■ **WHAT THE TASK REQUIRES**: Copy the records below exactly as they are written.
━━━━━━━━
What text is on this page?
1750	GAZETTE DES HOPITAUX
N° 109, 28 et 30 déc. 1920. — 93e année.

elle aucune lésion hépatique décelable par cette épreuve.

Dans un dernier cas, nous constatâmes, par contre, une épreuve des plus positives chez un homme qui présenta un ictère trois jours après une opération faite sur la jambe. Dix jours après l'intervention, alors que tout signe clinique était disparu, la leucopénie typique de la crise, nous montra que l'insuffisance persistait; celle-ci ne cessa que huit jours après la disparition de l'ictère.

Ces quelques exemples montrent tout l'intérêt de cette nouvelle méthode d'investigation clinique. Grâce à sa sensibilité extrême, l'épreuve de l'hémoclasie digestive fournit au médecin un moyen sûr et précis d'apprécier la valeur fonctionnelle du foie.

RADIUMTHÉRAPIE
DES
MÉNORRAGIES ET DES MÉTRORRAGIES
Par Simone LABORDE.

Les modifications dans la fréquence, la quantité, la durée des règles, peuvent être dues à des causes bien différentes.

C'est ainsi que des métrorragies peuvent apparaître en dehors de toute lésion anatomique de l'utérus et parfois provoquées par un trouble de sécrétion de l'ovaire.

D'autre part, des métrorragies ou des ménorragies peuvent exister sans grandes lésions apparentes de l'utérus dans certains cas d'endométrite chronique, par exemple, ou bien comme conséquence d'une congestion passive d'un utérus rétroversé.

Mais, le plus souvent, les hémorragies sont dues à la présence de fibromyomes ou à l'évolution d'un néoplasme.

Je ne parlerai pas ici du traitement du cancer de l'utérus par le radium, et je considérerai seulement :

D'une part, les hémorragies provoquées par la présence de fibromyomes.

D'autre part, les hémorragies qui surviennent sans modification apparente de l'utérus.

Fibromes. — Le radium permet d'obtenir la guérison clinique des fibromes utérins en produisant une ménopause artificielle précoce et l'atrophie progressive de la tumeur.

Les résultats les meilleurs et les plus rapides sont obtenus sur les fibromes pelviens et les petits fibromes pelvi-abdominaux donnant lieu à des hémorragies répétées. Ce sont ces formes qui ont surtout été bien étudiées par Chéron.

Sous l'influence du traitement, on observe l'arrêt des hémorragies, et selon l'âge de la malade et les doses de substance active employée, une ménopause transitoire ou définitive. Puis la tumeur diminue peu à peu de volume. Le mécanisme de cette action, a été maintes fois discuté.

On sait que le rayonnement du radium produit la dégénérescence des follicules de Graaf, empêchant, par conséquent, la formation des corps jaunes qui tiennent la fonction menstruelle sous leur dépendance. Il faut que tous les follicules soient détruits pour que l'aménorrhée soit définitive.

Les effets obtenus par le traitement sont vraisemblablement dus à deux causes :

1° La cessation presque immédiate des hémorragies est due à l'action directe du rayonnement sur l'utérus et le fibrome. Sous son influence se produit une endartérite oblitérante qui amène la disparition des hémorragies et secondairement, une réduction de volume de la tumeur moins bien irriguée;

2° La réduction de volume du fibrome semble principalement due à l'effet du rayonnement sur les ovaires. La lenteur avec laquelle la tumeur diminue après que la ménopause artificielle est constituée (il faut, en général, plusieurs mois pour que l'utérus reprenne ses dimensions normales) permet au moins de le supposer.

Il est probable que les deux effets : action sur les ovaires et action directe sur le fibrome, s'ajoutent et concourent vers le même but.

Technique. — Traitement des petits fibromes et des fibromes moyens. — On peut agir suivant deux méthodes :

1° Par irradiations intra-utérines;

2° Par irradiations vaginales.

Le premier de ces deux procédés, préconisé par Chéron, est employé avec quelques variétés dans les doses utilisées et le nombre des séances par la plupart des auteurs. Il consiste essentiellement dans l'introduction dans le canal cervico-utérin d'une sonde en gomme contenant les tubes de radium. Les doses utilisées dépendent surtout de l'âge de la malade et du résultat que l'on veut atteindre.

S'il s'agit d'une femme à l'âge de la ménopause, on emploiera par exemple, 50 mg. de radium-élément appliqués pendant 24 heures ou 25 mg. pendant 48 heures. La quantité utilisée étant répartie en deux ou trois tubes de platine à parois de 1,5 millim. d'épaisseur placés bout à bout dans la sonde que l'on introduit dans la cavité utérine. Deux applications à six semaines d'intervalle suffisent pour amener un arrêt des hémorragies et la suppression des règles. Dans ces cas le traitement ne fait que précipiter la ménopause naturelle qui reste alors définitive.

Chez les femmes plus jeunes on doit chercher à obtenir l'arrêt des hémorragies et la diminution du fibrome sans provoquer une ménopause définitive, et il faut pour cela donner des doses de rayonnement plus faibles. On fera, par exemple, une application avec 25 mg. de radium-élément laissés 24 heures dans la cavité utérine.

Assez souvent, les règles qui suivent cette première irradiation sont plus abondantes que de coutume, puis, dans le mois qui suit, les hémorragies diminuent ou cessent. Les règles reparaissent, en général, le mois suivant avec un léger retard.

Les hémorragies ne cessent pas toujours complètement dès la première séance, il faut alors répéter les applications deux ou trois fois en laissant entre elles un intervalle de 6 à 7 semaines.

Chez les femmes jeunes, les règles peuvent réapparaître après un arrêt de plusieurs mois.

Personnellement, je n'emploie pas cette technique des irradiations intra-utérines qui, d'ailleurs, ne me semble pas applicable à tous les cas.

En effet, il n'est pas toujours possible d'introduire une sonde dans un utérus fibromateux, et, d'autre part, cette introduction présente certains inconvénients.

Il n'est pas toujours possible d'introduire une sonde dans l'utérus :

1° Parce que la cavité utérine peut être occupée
━━━━━━━━
■ **TASK SOLUTION**:
What text is on this page?
1750	GAZETTE DES HOPITAUX
N° 109, 28 et 30 déc. 1920. — 93e année.

elle aucune lésion hépatique décelable par cette épreuve.

Dans un dernier cas, nous constatâmes, par contre, une épreuve des plus positives chez un homme qui présenta un ictère trois jours après une opération faite sur la jambe. Dix jours après l'intervention, alors que tout signe clinique était disparu, la leucopénie typique de la crise, nous montra que l'insuffisance persistait; celle-ci ne cessa que huit jours après la disparition de l'ictère.

Ces quelques exemples montrent tout l'intérêt de cette nouvelle méthode d'investigation clinique. Grâce à sa sensibilité extrême, l'épreuve de l'hémoclasie digestive fournit au médecin un moyen sûr et précis d'apprécier la valeur fonctionnelle du foie.

RADIUMTHÉRAPIE
DES
MÉNORRAGIES ET DES MÉTRORRAGIES
Par Simone LABORDE.

Les modifications dans la fréquence, la quantité, la durée des règles, peuvent être dues à des causes bien différentes.

C'est ainsi que des métrorragies peuvent apparaître en dehors de toute lésion anatomique de l'utérus et parfois provoquées par un trouble de sécrétion de l'ovaire.

D'autre part, des métrorragies ou des ménorragies peuvent exister sans grandes lésions apparentes de l'utérus dans certains cas d'endométrite chronique, par exemple, ou bien comme conséquence d'une congestion passive d'un utérus rétroversé.

Mais, le plus souvent, les hémorragies sont dues à la présence de fibromyomes ou à l'évolution d'un néoplasme.

Je ne parlerai pas ici du traitement du cancer de l'utérus par le radium, et je considérerai seulement :

D'une part, les hémorragies provoquées par la présence de fibromyomes.

D'autre part, les hémorragies qui surviennent sans modification apparente de l'utérus.

Fibromes. — Le radium permet d'obtenir la guérison clinique des fibromes utérins en produisant une ménopause artificielle précoce et l'atrophie progressive de la tumeur.

Les résultats les meilleurs et les plus rapides sont obtenus sur les fibromes pelviens et les petits fibromes pelvi-abdominaux donnant lieu à des hémorragies répétées. Ce sont ces formes qui ont surtout été bien étudiées par Chéron.

Sous l'influence du traitement, on observe l'arrêt des hémorragies, et selon l'âge de la malade et les doses de substance active employée, une ménopause transitoire ou définitive. Puis la tumeur diminue peu à peu de volume. Le mécanisme de cette action, a été maintes fois discuté.

On sait que le rayonnement du radium produit la dégénérescence des follicules de Graaf, empêchant, par conséquent, la formation des corps jaunes qui tiennent la fonction menstruelle sous leur dépendance. Il faut que tous les follicules soient détruits pour que l'aménorrhée soit définitive.

Les effets obtenus par le traitement sont vraisemblablement dus à deux causes :

1° La cessation presque immédiate des hémorragies est due à l'action directe du rayonnement sur l'utérus et le fibrome. Sous son influence se produit une endartérite oblitérante qui amène la disparition des hémorragies et secondairement, une réduction de volume de la tumeur moins bien irriguée;

2° La réduction de volume du fibrome semble principalement due à l'effet du rayonnement sur les ovaires. La lenteur avec laquelle la tumeur diminue après que la ménopause artificielle est constituée (il faut, en général, plusieurs mois pour que l'utérus reprenne ses dimensions normales) permet au moins de le supposer.

Il est probable que les deux effets : action sur les ovaires et action directe sur le fibrome, s'ajoutent et concourent vers le même but.

Technique. — Traitement des petits fibromes et des fibromes moyens. — On peut agir suivant deux méthodes :

1° Par irradiations intra-utérines;

2° Par irradiations vaginales.

Le premier de ces deux procédés, préconisé par Chéron, est employé avec quelques variétés dans les doses utilisées et le nombre des séances par la plupart des auteurs. Il consiste essentiellement dans l'introduction dans le canal cervico-utérin d'une sonde en gomme contenant les tubes de radium. Les doses utilisées dépendent surtout de l'âge de la malade et du résultat que l'on veut atteindre.

S'il s'agit d'une femme à l'âge de la ménopause, on emploiera par exemple, 50 mg. de radium-élément appliqués pendant 24 heures ou 25 mg. pendant 48 heures. La quantité utilisée étant répartie en deux ou trois tubes de platine à parois de 1,5 millim. d'épaisseur placés bout à bout dans la sonde que l'on introduit dans la cavité utérine. Deux applications à six semaines d'intervalle suffisent pour amener un arrêt des hémorragies et la suppression des règles. Dans ces cas le traitement ne fait que précipiter la ménopause naturelle qui reste alors définitive.

Chez les femmes plus jeunes on doit chercher à obtenir l'arrêt des hémorragies et la diminution du fibrome sans provoquer une ménopause définitive, et il faut pour cela donner des doses de rayonnement plus faibles. On fera, par exemple, une application avec 25 mg. de radium-élément laissés 24 heures dans la cavité utérine.

Assez souvent, les règles qui suivent cette première irradiation sont plus abondantes que de coutume, puis, dans le mois qui suit, les hémorragies diminuent ou cessent. Les règles reparaissent, en général, le mois suivant avec un léger retard.

Les hémorragies ne cessent pas toujours complètement dès la première séance, il faut alors répéter les applications deux ou trois fois en laissant entre elles un intervalle de 6 à 7 semaines.

Chez les femmes jeunes, les règles peuvent réapparaître après un arrêt de plusieurs mois.

Personnellement, je n'emploie pas cette technique des irradiations intra-utérines qui, d'ailleurs, ne me semble pas applicable à tous les cas.

En effet, il n'est pas toujours possible d'introduire une sonde dans un utérus fibromateux, et, d'autre part, cette introduction présente certains inconvénients.

Il n'est pas toujours possible d'introduire une sonde dans l'utérus :

1° Parce que la cavité utérine peut être occupée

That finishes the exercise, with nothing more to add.